DESCRIPTION OF THE TASK | In the listing that follows, count the lines holding the word "agents" and report only that number.

SOURCE DATA |
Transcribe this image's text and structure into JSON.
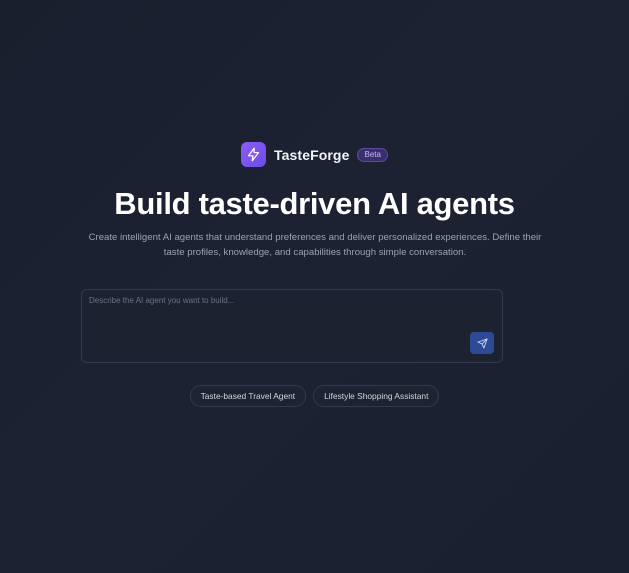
{
  "brand": {
    "name": "TasteForge",
    "badge": "Beta",
    "logo_icon": "lightning-bolt-icon",
    "accent_color": "#8b5cf6"
  },
  "hero": {
    "headline": "Build taste-driven AI agents",
    "subtitle": "Create intelligent AI agents that understand preferences and deliver personalized experiences. Define their taste profiles, knowledge, and capabilities through simple conversation."
  },
  "composer": {
    "placeholder": "Describe the AI agent you want to build...",
    "value": "",
    "send_icon": "send-icon",
    "send_button_color": "#2f4a94"
  },
  "suggestions": [
    {
      "label": "Taste-based Travel Agent"
    },
    {
      "label": "Lifestyle Shopping Assistant"
    }
  ]
}
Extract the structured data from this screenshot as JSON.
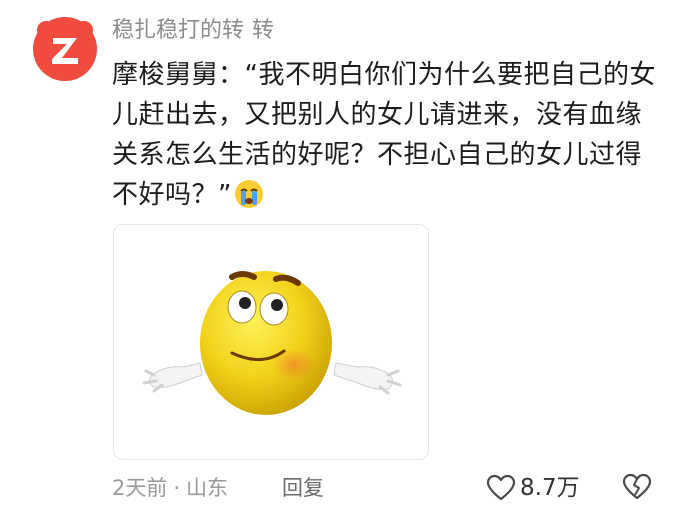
{
  "comment": {
    "username": "稳扎稳打的转",
    "username_tag": "转",
    "text": "摩梭舅舅：“我不明白你们为什么要把自己的女儿赶出去，又把别人的女儿请进来，没有血缘关系怎么生活的好呢？不担心自己的女儿过得不好吗？”",
    "emoji_icon": "crying-face-icon",
    "attached_image_icon": "shrugging-smiley-sticker",
    "time": "2天前",
    "separator": "·",
    "location": "山东",
    "reply_label": "回复",
    "like_count": "8.7万"
  },
  "colors": {
    "avatar_bg": "#f04b3c",
    "meta_text": "#9a9a9a"
  }
}
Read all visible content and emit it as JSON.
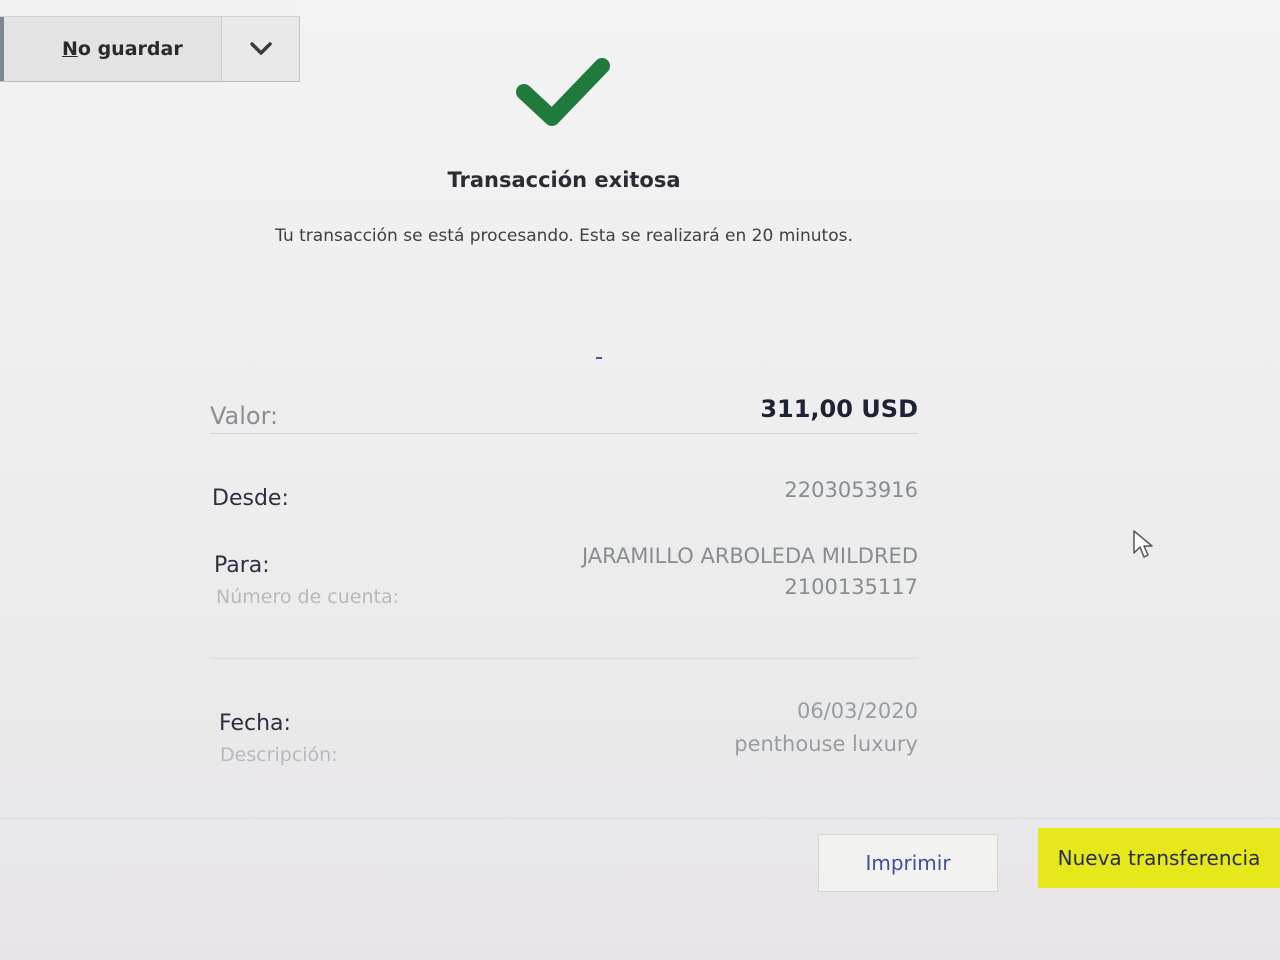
{
  "save_menu": {
    "label_first": "N",
    "label_rest": "o guardar"
  },
  "header": {
    "title": "Transacción exitosa",
    "message": "Tu transacción se está procesando. Esta se realizará en 20 minutos."
  },
  "details": {
    "valor_label": "Valor:",
    "valor_value": "311,00 USD",
    "desde_label": "Desde:",
    "desde_value": "2203053916",
    "para_label": "Para:",
    "para_name": "JARAMILLO ARBOLEDA MILDRED",
    "numero_label": "Número de cuenta:",
    "numero_value": "2100135117",
    "fecha_label": "Fecha:",
    "fecha_value": "06/03/2020",
    "descripcion_label": "Descripción:",
    "descripcion_value": "penthouse luxury"
  },
  "actions": {
    "print_label": "Imprimir",
    "new_transfer_label": "Nueva transferencia"
  },
  "colors": {
    "success_check": "#1f7a3c",
    "primary_button": "#e6e81c",
    "link_text": "#3c4fa0"
  },
  "icons": {
    "check": "check-icon",
    "chevron": "chevron-down-icon",
    "cursor": "mouse-cursor-icon"
  }
}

SOLVED EXERCISE | 2